Take the entries below and reproduce them word for word.

TASK INPUTS start

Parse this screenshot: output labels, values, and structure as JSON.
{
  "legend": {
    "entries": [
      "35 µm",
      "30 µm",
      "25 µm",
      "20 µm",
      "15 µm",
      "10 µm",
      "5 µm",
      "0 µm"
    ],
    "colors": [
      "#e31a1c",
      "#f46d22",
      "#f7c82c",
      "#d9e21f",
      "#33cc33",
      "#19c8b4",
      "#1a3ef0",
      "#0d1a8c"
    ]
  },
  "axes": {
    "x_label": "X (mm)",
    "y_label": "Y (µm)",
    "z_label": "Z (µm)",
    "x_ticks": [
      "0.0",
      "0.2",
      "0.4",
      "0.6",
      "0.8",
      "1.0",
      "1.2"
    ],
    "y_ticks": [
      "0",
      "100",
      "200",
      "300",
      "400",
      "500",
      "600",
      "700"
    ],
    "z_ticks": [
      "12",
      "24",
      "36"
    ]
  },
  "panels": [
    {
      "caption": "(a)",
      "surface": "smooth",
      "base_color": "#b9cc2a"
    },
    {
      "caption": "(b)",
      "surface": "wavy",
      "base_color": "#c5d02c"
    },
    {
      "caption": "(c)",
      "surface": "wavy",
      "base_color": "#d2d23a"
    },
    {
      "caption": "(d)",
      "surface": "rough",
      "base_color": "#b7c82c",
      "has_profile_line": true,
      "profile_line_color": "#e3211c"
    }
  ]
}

TASK INPUTS end

CORRECT ANSWER
Parse this screenshot: output labels, values, and structure as JSON.
{
  "legend": {
    "entries": [
      "35 µm",
      "30 µm",
      "25 µm",
      "20 µm",
      "15 µm",
      "10 µm",
      "5 µm",
      "0 µm"
    ],
    "colors": [
      "#e31a1c",
      "#f46d22",
      "#f7c82c",
      "#d9e21f",
      "#33cc33",
      "#19c8b4",
      "#1a3ef0",
      "#0d1a8c"
    ]
  },
  "axes": {
    "x_label": "X (mm)",
    "y_label": "Y (µm)",
    "z_label": "Z (µm)",
    "x_ticks": [
      "0.0",
      "0.2",
      "0.4",
      "0.6",
      "0.8",
      "1.0",
      "1.2"
    ],
    "y_ticks": [
      "0",
      "100",
      "200",
      "300",
      "400",
      "500",
      "600",
      "700"
    ],
    "z_ticks": [
      "12",
      "24",
      "36"
    ]
  },
  "panels": [
    {
      "caption": "(a)",
      "surface": "smooth",
      "base_color": "#b9cc2a"
    },
    {
      "caption": "(b)",
      "surface": "wavy",
      "base_color": "#c5d02c"
    },
    {
      "caption": "(c)",
      "surface": "wavy",
      "base_color": "#d2d23a"
    },
    {
      "caption": "(d)",
      "surface": "rough",
      "base_color": "#b7c82c",
      "has_profile_line": true,
      "profile_line_color": "#e3211c"
    }
  ]
}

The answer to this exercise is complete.